The input:
● ● ● ● ●

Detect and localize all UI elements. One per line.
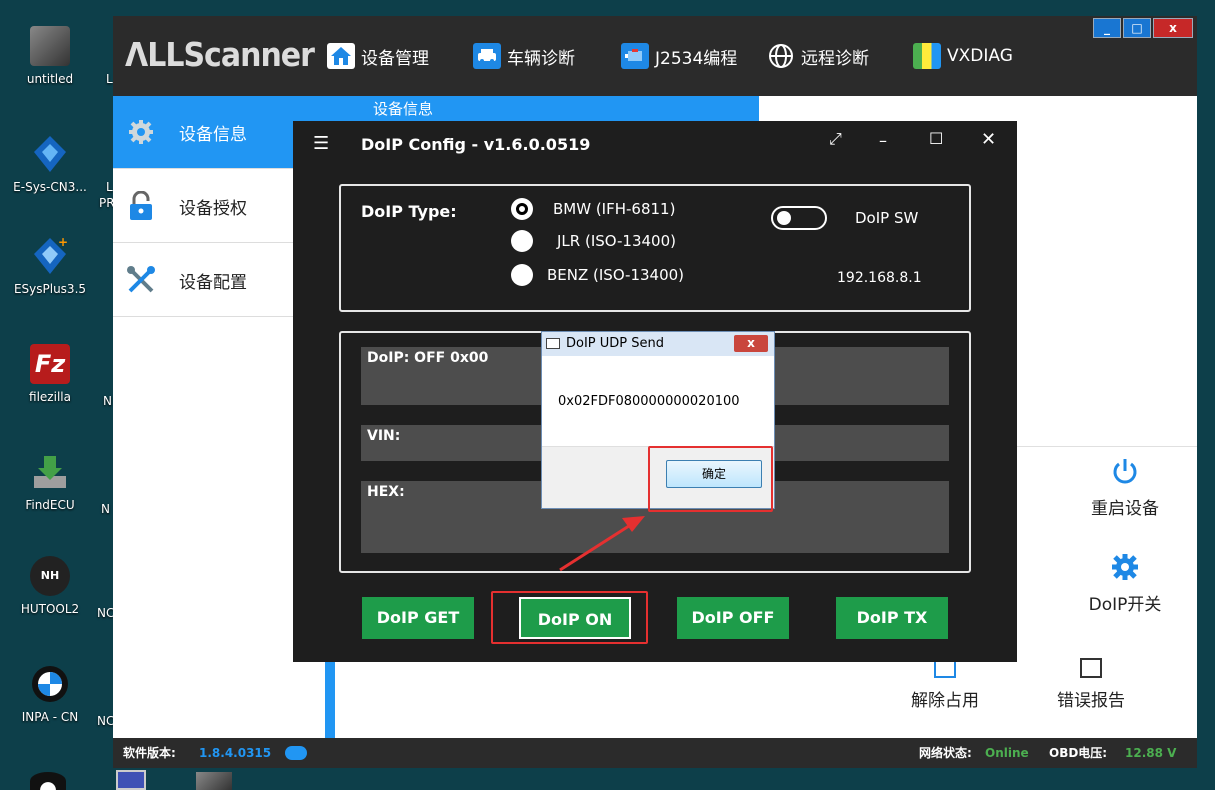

● ● ● ● ●

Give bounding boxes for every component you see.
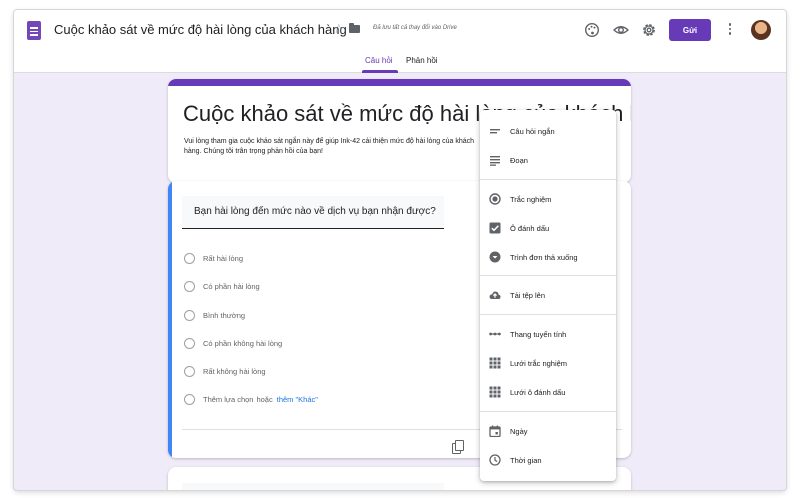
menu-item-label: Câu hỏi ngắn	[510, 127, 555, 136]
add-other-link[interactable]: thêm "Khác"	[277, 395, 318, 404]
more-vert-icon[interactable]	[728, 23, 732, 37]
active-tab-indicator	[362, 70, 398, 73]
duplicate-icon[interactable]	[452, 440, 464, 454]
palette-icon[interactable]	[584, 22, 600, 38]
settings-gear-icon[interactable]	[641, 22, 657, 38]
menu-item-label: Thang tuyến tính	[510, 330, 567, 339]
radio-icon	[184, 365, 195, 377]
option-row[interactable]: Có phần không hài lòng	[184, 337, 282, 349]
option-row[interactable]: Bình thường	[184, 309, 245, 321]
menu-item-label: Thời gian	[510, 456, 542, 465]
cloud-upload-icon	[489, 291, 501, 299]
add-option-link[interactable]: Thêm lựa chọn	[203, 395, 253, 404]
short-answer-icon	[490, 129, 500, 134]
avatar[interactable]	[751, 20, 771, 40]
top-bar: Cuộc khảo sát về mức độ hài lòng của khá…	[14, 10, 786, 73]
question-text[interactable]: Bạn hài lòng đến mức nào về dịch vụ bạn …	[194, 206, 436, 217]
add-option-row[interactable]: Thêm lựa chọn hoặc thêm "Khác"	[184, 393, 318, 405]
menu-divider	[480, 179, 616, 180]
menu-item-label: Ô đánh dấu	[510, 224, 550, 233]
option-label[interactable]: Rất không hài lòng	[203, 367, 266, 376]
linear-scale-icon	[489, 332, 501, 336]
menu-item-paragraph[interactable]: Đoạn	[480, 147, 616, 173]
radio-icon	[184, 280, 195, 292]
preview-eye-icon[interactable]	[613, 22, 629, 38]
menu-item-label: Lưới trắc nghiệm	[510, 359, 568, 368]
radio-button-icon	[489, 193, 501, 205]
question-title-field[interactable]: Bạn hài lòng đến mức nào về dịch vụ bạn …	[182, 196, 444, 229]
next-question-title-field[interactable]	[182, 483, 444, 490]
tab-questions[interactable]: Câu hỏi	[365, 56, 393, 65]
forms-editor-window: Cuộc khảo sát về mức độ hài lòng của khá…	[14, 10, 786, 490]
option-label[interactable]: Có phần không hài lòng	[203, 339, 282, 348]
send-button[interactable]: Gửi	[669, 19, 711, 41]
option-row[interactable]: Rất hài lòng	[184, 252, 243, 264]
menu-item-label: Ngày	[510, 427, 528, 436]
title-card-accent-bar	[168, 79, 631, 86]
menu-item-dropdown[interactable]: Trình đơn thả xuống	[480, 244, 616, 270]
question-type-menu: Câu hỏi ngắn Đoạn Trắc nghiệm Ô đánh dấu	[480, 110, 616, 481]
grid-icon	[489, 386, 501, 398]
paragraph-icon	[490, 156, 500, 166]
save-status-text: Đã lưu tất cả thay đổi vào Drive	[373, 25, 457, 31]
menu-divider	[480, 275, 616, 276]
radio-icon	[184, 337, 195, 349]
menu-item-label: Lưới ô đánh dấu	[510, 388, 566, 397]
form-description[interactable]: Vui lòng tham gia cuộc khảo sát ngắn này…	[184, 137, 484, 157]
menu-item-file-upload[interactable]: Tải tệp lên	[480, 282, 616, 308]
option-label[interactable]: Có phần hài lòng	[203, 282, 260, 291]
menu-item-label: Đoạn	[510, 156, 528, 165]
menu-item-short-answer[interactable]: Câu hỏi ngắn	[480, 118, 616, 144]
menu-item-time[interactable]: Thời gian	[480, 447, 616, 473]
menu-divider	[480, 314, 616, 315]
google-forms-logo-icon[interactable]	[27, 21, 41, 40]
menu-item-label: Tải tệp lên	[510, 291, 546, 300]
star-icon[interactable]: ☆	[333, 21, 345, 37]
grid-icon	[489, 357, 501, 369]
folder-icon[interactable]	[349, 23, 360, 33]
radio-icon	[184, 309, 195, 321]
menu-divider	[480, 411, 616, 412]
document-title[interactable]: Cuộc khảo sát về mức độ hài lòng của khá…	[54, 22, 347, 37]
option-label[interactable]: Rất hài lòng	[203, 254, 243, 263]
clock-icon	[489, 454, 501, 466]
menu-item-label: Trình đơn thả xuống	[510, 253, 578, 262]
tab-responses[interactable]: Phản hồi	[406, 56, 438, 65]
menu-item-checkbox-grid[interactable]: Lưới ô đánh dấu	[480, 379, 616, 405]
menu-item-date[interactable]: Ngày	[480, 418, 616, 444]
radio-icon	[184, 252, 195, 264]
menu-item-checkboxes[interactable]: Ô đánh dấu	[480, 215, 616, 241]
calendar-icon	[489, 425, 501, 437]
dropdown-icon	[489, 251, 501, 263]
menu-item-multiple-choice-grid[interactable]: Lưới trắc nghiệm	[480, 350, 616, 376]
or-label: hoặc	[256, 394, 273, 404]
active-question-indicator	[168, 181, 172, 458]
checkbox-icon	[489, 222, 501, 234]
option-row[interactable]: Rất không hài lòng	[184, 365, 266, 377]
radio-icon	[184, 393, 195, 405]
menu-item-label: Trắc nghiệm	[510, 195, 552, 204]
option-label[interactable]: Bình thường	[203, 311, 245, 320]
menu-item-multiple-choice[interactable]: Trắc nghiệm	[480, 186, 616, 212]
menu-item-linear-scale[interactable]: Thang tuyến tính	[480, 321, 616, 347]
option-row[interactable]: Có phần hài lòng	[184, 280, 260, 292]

● ● ● ● ●

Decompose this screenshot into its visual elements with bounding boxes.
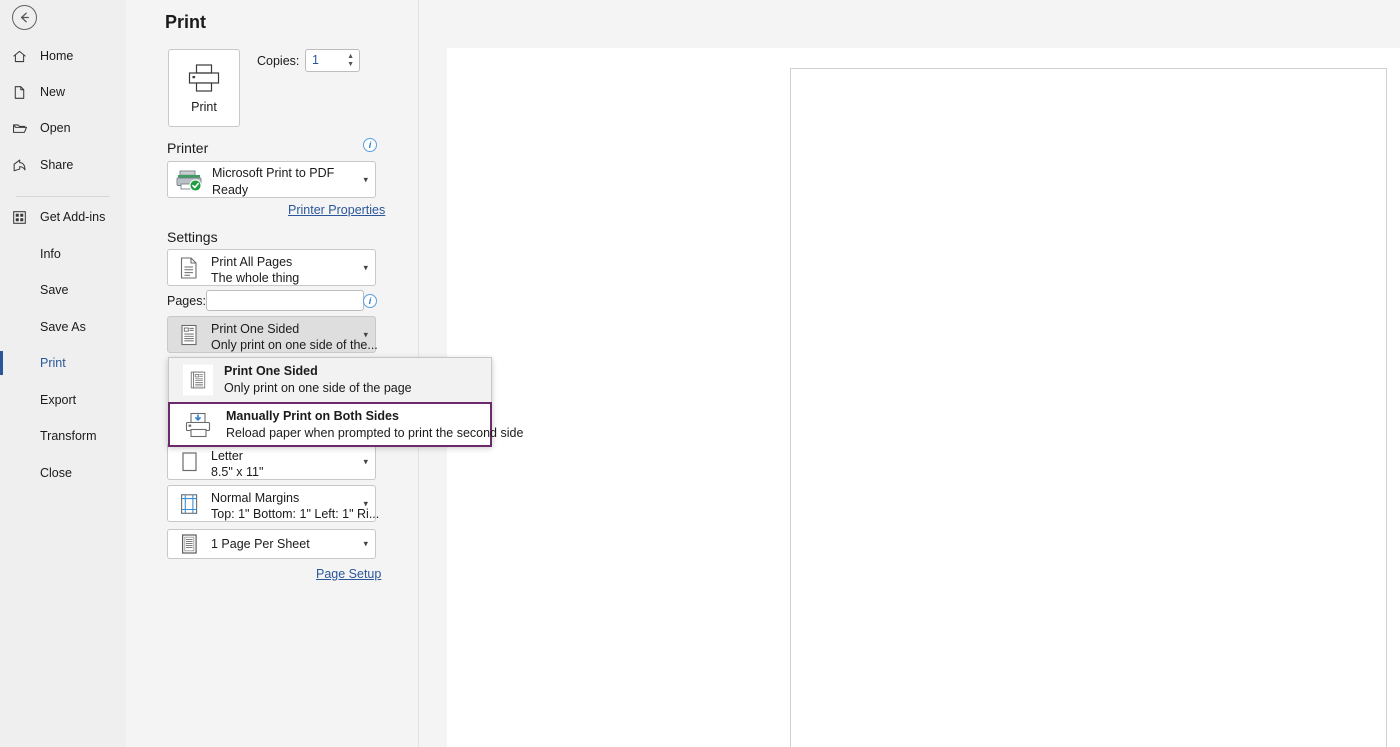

● ● ● ● ●

What this task involves:
Turn the part of the material that opens with the line containing "Give bounding boxes" and closes with the line containing "option-label[interactable]: Có phần không" into a numbered list, skipping any blank lines. Leave the picture out of your list.

The output:
1. Give bounding boxes for every component you see.
2. menu-item-label: Câu hỏi ngắn	[510, 127, 555, 136]
3. add-other-link[interactable]: thêm "Khác"	[277, 395, 318, 404]
4. more-vert-icon[interactable]	[728, 23, 732, 37]
5. active-tab-indicator	[362, 70, 398, 73]
6. duplicate-icon[interactable]	[452, 440, 464, 454]
7. palette-icon[interactable]	[584, 22, 600, 38]
8. settings-gear-icon[interactable]	[641, 22, 657, 38]
9. menu-item-label: Thang tuyến tính	[510, 330, 567, 339]
10. radio-icon	[184, 365, 195, 377]
11. option-row[interactable]: Có phần không hài lòng	[184, 337, 282, 349]
12. option-row[interactable]: Bình thường	[184, 309, 245, 321]
13. menu-item-label: Thời gian	[510, 456, 542, 465]
14. cloud-upload-icon	[489, 291, 501, 299]
15. add-option-link[interactable]: Thêm lựa chọn	[203, 395, 253, 404]
16. short-answer-icon	[490, 129, 500, 134]
17. avatar[interactable]	[751, 20, 771, 40]
18. top-bar: Cuộc khảo sát về mức độ hài lòng của khá…	[14, 10, 786, 73]
19. question-text[interactable]: Bạn hài lòng đến mức nào về dịch vụ bạn …	[194, 206, 436, 217]
20. add-option-row[interactable]: Thêm lựa chọn hoặc thêm "Khác"	[184, 393, 318, 405]
21. menu-divider	[480, 179, 616, 180]
22. menu-item-label: Ô đánh dấu	[510, 224, 550, 233]
23. option-label[interactable]: Rất không hài lòng	[203, 367, 266, 376]
24. linear-scale-icon	[489, 332, 501, 336]
25. menu-item-paragraph[interactable]: Đoạn	[480, 147, 616, 173]
26. radio-icon	[184, 280, 195, 292]
27. preview-eye-icon[interactable]	[613, 22, 629, 38]
28. menu-item-label: Lưới trắc nghiệm	[510, 359, 568, 368]
29. radio-button-icon	[489, 193, 501, 205]
30. question-title-field[interactable]: Bạn hài lòng đến mức nào về dịch vụ bạn …	[182, 196, 444, 229]
31. next-question-title-field[interactable]	[182, 483, 444, 490]
32. tab-questions[interactable]: Câu hỏi	[365, 56, 393, 65]
33. forms-editor-window: Cuộc khảo sát về mức độ hài lòng của khá…	[14, 10, 786, 490]
34. option-label[interactable]: Có phần không hài lòng	[203, 339, 282, 348]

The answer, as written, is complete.